> [Job]:
Copy every line of the listing that holds the string "will".

Extracted data entries
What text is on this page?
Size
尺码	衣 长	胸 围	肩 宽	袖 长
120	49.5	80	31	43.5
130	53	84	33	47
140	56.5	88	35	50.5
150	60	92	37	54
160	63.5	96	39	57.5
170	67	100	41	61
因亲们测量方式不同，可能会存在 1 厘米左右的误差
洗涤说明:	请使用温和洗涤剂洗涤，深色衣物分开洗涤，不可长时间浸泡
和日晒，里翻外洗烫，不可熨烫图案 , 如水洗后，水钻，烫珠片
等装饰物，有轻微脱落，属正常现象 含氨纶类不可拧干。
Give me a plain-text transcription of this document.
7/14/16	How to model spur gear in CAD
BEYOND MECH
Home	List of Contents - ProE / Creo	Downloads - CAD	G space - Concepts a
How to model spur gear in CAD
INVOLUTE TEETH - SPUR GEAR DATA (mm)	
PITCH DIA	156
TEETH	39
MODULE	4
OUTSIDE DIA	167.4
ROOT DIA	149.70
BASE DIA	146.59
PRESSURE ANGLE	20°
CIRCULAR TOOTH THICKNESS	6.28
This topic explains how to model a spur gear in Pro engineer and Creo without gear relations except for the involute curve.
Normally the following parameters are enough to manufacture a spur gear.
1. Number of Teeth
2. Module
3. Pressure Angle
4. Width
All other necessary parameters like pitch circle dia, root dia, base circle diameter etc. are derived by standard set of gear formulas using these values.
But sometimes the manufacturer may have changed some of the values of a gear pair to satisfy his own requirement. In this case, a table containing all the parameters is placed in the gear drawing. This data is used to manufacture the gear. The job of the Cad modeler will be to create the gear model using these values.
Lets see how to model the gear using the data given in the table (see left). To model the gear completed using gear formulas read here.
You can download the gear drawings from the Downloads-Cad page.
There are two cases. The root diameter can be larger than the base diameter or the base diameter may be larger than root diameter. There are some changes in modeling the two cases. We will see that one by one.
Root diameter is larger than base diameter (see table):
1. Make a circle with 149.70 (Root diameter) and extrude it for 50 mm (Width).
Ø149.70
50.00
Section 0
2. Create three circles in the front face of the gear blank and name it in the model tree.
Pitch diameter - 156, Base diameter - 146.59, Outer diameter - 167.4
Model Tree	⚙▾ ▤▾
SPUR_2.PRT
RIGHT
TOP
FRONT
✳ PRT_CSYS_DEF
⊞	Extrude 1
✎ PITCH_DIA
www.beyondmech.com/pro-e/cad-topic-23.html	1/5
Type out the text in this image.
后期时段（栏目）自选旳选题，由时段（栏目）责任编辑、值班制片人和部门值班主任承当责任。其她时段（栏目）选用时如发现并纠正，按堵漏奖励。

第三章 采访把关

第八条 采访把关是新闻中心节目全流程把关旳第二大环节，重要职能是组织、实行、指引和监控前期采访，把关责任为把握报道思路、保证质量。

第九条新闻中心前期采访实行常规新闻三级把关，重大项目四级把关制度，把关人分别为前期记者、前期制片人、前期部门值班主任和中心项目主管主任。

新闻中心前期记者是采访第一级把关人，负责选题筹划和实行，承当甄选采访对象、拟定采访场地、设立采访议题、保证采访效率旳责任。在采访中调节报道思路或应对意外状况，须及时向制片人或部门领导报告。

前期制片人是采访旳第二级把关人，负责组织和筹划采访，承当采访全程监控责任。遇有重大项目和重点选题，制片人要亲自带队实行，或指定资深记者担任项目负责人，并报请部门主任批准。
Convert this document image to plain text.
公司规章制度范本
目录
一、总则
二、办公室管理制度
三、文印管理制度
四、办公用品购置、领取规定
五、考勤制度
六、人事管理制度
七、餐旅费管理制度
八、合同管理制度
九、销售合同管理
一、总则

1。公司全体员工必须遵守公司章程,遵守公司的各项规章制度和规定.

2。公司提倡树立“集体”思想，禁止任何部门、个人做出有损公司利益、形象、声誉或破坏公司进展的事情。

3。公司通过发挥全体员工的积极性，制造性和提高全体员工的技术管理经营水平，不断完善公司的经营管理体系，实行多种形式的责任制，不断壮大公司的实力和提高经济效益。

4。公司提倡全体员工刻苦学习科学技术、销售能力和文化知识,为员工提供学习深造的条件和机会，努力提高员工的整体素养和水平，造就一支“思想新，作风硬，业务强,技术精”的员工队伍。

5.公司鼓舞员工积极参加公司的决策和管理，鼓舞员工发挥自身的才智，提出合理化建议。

> [Problem solution]:
But sometimes the manufacturer may have changed some of the values of a gear pair to satisfy his own requirement. In this case, a table containing all the parameters is placed in the gear drawing. This data is used to manufacture the gear. The job of the Cad modeler will be to create the gear model using these values.
There are two cases. The root diameter can be larger than the base diameter or the base diameter may be larger than root diameter. There are some changes in modeling the two cases. We will see that one by one.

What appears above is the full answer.